(Entries from a dataset)

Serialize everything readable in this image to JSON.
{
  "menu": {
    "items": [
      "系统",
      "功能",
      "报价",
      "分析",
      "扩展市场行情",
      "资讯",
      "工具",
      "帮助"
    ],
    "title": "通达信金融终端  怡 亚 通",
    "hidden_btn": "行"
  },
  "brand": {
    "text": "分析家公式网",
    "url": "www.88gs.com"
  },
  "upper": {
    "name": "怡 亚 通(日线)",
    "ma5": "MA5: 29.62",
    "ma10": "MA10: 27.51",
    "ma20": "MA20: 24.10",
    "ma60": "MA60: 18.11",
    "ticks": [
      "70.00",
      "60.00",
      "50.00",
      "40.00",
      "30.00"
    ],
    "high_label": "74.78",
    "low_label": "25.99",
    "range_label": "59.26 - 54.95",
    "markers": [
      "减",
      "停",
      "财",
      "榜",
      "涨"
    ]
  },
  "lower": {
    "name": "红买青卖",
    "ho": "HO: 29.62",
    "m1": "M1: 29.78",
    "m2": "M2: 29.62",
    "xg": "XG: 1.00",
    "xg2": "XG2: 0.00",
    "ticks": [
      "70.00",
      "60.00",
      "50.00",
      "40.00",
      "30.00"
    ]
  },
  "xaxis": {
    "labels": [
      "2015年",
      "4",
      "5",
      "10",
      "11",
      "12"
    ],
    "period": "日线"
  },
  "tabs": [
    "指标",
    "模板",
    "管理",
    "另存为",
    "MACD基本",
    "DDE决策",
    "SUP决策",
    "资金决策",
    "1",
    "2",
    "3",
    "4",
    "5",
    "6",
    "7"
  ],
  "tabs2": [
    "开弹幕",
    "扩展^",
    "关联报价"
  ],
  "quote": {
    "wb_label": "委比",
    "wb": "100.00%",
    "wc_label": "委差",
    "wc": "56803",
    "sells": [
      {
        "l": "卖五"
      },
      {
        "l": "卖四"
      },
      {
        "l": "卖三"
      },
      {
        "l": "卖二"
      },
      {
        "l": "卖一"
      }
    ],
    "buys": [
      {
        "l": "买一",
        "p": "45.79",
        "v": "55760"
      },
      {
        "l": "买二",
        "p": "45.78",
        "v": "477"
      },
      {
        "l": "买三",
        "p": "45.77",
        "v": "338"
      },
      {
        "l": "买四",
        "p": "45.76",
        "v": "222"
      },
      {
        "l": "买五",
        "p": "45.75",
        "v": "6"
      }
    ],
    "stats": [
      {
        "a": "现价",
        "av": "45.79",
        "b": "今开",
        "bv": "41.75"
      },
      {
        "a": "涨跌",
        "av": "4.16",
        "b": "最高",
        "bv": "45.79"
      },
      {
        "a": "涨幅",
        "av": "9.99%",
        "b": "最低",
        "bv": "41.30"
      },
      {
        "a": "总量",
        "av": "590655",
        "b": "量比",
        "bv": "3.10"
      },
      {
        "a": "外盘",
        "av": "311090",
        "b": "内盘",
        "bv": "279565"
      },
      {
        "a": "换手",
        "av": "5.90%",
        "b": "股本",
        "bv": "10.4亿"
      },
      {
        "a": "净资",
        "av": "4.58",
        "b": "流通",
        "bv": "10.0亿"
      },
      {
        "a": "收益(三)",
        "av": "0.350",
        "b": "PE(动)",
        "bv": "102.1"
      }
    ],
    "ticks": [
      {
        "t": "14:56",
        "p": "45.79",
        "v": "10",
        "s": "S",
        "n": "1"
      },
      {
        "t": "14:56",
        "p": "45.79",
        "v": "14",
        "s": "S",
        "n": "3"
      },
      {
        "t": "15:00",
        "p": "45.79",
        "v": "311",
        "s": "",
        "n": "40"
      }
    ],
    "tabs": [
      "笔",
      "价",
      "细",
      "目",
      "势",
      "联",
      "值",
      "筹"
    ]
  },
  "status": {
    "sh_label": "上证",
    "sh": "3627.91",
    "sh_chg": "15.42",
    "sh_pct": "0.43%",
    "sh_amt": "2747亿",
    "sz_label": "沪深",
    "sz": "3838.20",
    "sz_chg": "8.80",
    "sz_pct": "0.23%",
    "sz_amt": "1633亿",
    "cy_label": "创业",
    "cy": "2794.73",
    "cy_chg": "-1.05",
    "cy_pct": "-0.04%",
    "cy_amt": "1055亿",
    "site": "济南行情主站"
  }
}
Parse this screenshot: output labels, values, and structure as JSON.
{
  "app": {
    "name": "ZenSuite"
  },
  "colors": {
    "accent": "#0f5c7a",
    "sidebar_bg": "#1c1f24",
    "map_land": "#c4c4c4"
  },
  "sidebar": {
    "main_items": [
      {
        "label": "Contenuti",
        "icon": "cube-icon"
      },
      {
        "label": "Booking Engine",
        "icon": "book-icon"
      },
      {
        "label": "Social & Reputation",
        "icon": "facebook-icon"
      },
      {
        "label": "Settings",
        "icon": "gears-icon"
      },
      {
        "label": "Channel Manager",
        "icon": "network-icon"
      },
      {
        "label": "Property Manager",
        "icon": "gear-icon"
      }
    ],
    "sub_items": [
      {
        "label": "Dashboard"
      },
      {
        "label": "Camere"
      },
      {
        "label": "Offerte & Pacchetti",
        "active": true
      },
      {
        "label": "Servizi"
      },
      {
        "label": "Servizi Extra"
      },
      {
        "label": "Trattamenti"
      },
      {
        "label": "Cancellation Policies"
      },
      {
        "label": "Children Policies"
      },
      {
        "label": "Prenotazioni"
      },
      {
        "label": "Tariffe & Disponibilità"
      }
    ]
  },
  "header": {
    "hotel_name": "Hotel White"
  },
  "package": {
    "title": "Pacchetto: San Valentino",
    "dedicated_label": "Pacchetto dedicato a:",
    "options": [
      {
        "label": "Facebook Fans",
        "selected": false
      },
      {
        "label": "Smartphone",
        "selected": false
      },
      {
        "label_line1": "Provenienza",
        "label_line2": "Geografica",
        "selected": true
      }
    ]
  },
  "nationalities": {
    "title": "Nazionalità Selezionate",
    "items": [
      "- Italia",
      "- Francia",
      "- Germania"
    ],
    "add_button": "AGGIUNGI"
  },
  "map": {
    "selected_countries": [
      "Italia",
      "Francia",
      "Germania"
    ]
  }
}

- Work instructions
Write the listing out again, exactly as shown above.

- Exercise result
Serialize everything readable in this image to JSON.
{
  "menu": {
    "items": [
      "系统",
      "功能",
      "报价",
      "分析",
      "扩展市场行情",
      "资讯",
      "工具",
      "帮助"
    ],
    "title": "通达信金融终端  怡 亚 通",
    "hidden_btn": "行"
  },
  "brand": {
    "text": "分析家公式网",
    "url": "www.88gs.com"
  },
  "upper": {
    "name": "怡 亚 通(日线)",
    "ma5": "MA5: 29.62",
    "ma10": "MA10: 27.51",
    "ma20": "MA20: 24.10",
    "ma60": "MA60: 18.11",
    "ticks": [
      "70.00",
      "60.00",
      "50.00",
      "40.00",
      "30.00"
    ],
    "high_label": "74.78",
    "low_label": "25.99",
    "range_label": "59.26 - 54.95",
    "markers": [
      "减",
      "停",
      "财",
      "榜",
      "涨"
    ]
  },
  "lower": {
    "name": "红买青卖",
    "ho": "HO: 29.62",
    "m1": "M1: 29.78",
    "m2": "M2: 29.62",
    "xg": "XG: 1.00",
    "xg2": "XG2: 0.00",
    "ticks": [
      "70.00",
      "60.00",
      "50.00",
      "40.00",
      "30.00"
    ]
  },
  "xaxis": {
    "labels": [
      "2015年",
      "4",
      "5",
      "10",
      "11",
      "12"
    ],
    "period": "日线"
  },
  "tabs": [
    "指标",
    "模板",
    "管理",
    "另存为",
    "MACD基本",
    "DDE决策",
    "SUP决策",
    "资金决策",
    "1",
    "2",
    "3",
    "4",
    "5",
    "6",
    "7"
  ],
  "tabs2": [
    "开弹幕",
    "扩展^",
    "关联报价"
  ],
  "quote": {
    "wb_label": "委比",
    "wb": "100.00%",
    "wc_label": "委差",
    "wc": "56803",
    "sells": [
      {
        "l": "卖五"
      },
      {
        "l": "卖四"
      },
      {
        "l": "卖三"
      },
      {
        "l": "卖二"
      },
      {
        "l": "卖一"
      }
    ],
    "buys": [
      {
        "l": "买一",
        "p": "45.79",
        "v": "55760"
      },
      {
        "l": "买二",
        "p": "45.78",
        "v": "477"
      },
      {
        "l": "买三",
        "p": "45.77",
        "v": "338"
      },
      {
        "l": "买四",
        "p": "45.76",
        "v": "222"
      },
      {
        "l": "买五",
        "p": "45.75",
        "v": "6"
      }
    ],
    "stats": [
      {
        "a": "现价",
        "av": "45.79",
        "b": "今开",
        "bv": "41.75"
      },
      {
        "a": "涨跌",
        "av": "4.16",
        "b": "最高",
        "bv": "45.79"
      },
      {
        "a": "涨幅",
        "av": "9.99%",
        "b": "最低",
        "bv": "41.30"
      },
      {
        "a": "总量",
        "av": "590655",
        "b": "量比",
        "bv": "3.10"
      },
      {
        "a": "外盘",
        "av": "311090",
        "b": "内盘",
        "bv": "279565"
      },
      {
        "a": "换手",
        "av": "5.90%",
        "b": "股本",
        "bv": "10.4亿"
      },
      {
        "a": "净资",
        "av": "4.58",
        "b": "流通",
        "bv": "10.0亿"
      },
      {
        "a": "收益(三)",
        "av": "0.350",
        "b": "PE(动)",
        "bv": "102.1"
      }
    ],
    "ticks": [
      {
        "t": "14:56",
        "p": "45.79",
        "v": "10",
        "s": "S",
        "n": "1"
      },
      {
        "t": "14:56",
        "p": "45.79",
        "v": "14",
        "s": "S",
        "n": "3"
      },
      {
        "t": "15:00",
        "p": "45.79",
        "v": "311",
        "s": "",
        "n": "40"
      }
    ],
    "tabs": [
      "笔",
      "价",
      "细",
      "目",
      "势",
      "联",
      "值",
      "筹"
    ]
  },
  "status": {
    "sh_label": "上证",
    "sh": "3627.91",
    "sh_chg": "15.42",
    "sh_pct": "0.43%",
    "sh_amt": "2747亿",
    "sz_label": "沪深",
    "sz": "3838.20",
    "sz_chg": "8.80",
    "sz_pct": "0.23%",
    "sz_amt": "1633亿",
    "cy_label": "创业",
    "cy": "2794.73",
    "cy_chg": "-1.05",
    "cy_pct": "-0.04%",
    "cy_amt": "1055亿",
    "site": "济南行情主站"
  }
}
Parse this screenshot: output labels, values, and structure as JSON.
{
  "app": {
    "name": "ZenSuite"
  },
  "colors": {
    "accent": "#0f5c7a",
    "sidebar_bg": "#1c1f24",
    "map_land": "#c4c4c4"
  },
  "sidebar": {
    "main_items": [
      {
        "label": "Contenuti",
        "icon": "cube-icon"
      },
      {
        "label": "Booking Engine",
        "icon": "book-icon"
      },
      {
        "label": "Social & Reputation",
        "icon": "facebook-icon"
      },
      {
        "label": "Settings",
        "icon": "gears-icon"
      },
      {
        "label": "Channel Manager",
        "icon": "network-icon"
      },
      {
        "label": "Property Manager",
        "icon": "gear-icon"
      }
    ],
    "sub_items": [
      {
        "label": "Dashboard"
      },
      {
        "label": "Camere"
      },
      {
        "label": "Offerte & Pacchetti",
        "active": true
      },
      {
        "label": "Servizi"
      },
      {
        "label": "Servizi Extra"
      },
      {
        "label": "Trattamenti"
      },
      {
        "label": "Cancellation Policies"
      },
      {
        "label": "Children Policies"
      },
      {
        "label": "Prenotazioni"
      },
      {
        "label": "Tariffe & Disponibilità"
      }
    ]
  },
  "header": {
    "hotel_name": "Hotel White"
  },
  "package": {
    "title": "Pacchetto: San Valentino",
    "dedicated_label": "Pacchetto dedicato a:",
    "options": [
      {
        "label": "Facebook Fans",
        "selected": false
      },
      {
        "label": "Smartphone",
        "selected": false
      },
      {
        "label_line1": "Provenienza",
        "label_line2": "Geografica",
        "selected": true
      }
    ]
  },
  "nationalities": {
    "title": "Nazionalità Selezionate",
    "items": [
      "- Italia",
      "- Francia",
      "- Germania"
    ],
    "add_button": "AGGIUNGI"
  },
  "map": {
    "selected_countries": [
      "Italia",
      "Francia",
      "Germania"
    ]
  }
}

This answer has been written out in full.